> [Brief] Copy out all lines carrying the word "муниципальными".

> [Input material]
-*-*-

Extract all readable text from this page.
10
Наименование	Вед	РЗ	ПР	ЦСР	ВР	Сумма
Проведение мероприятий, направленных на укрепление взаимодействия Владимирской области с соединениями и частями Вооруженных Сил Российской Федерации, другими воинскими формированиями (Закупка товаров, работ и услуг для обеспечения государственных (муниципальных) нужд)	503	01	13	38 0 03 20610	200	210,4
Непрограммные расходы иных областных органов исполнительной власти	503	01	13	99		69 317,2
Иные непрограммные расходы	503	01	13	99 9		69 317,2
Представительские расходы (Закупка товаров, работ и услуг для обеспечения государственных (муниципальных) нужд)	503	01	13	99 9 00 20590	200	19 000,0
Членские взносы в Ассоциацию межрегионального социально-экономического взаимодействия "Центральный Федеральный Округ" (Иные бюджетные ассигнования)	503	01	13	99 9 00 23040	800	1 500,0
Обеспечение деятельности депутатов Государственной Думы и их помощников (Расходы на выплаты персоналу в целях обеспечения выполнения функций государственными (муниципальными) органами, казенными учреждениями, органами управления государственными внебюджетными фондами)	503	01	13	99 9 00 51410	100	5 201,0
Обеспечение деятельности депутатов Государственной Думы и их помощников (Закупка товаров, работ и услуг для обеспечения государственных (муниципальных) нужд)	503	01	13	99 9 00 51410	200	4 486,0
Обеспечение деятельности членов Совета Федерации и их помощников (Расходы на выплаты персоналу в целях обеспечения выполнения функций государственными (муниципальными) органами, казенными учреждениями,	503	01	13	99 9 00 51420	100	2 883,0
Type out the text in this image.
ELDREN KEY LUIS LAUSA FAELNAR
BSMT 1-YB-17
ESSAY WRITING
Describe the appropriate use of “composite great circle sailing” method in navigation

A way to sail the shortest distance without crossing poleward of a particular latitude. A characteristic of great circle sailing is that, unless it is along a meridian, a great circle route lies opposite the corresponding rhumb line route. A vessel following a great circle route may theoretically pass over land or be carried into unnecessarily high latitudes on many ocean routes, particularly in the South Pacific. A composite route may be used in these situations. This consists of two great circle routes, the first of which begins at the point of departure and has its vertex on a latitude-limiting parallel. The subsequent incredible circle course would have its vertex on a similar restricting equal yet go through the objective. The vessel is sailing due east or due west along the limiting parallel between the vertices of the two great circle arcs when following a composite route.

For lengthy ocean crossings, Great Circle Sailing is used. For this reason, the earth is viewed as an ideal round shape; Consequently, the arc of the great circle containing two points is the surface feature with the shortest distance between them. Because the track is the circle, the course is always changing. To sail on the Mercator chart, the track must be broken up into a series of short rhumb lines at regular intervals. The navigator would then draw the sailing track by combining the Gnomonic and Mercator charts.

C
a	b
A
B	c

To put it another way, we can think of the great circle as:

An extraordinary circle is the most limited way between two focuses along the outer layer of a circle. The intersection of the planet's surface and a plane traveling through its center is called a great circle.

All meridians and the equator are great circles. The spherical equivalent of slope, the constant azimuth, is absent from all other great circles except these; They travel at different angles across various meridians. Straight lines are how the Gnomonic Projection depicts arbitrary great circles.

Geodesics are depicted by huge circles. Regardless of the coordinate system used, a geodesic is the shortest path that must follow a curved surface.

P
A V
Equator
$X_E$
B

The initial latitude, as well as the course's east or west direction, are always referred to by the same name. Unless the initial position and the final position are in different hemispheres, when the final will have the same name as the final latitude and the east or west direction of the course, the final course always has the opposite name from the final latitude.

-*-*-

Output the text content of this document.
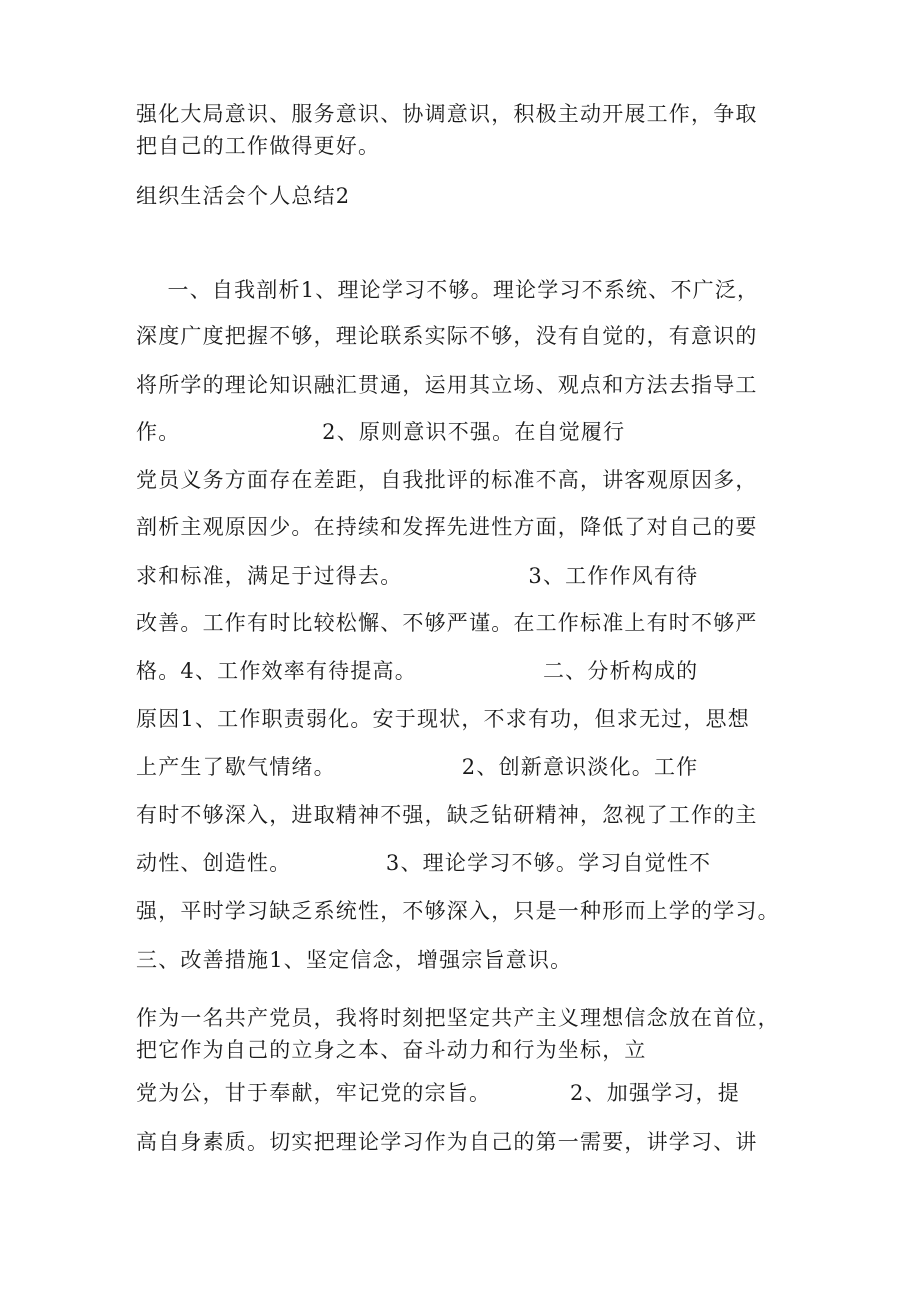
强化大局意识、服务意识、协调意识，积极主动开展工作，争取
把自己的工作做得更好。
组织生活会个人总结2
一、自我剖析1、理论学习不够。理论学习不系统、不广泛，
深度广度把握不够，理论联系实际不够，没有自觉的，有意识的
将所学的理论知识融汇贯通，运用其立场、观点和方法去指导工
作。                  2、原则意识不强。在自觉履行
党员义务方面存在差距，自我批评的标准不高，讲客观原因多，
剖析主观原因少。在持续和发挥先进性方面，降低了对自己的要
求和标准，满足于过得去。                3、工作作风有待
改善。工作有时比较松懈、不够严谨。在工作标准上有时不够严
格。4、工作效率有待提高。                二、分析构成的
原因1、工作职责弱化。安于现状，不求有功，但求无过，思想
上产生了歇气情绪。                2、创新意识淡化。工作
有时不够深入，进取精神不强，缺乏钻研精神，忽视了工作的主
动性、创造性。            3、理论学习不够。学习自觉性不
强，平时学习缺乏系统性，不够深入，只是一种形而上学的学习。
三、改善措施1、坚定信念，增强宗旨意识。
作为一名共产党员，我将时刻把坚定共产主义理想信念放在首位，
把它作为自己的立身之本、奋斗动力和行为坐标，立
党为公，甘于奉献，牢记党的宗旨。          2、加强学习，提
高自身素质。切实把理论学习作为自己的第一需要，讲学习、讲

-*-*-

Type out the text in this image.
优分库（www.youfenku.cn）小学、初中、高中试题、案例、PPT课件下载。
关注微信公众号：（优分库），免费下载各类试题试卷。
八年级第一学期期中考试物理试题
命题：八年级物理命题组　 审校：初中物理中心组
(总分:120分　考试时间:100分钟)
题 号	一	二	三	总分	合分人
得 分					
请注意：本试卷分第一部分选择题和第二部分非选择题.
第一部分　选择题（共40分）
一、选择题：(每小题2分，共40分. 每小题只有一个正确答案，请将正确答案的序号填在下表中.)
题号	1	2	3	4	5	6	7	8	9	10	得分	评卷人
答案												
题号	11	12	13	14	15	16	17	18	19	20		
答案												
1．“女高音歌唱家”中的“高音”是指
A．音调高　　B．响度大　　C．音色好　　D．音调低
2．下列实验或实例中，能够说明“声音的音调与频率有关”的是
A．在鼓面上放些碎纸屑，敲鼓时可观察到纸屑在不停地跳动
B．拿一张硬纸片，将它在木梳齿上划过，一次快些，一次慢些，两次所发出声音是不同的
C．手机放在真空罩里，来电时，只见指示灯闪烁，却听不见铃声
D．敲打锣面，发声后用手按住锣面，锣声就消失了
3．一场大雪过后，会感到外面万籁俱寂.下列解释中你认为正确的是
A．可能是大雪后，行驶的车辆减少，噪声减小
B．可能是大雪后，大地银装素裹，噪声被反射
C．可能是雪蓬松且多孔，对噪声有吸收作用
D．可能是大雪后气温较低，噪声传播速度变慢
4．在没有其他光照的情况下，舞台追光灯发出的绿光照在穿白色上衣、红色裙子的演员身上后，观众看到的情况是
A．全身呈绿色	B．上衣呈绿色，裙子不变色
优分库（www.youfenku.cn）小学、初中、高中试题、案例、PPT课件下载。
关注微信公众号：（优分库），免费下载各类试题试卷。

-*-*-

> [The reply]
Обеспечение деятельности депутатов Государственной Думы и их помощников (Расходы на выплаты персоналу в целях обеспечения выполнения функций государственными (муниципальными) органами, казенными учреждениями, органами управления государственными внебюджетными фондами)	503	01	13	99 9 00 51410	100	5 201,0
Обеспечение деятельности членов Совета Федерации и их помощников (Расходы на выплаты персоналу в целях обеспечения выполнения функций государственными (муниципальными) органами, казенными учреждениями,	503	01	13	99 9 00 51420	100	2 883,0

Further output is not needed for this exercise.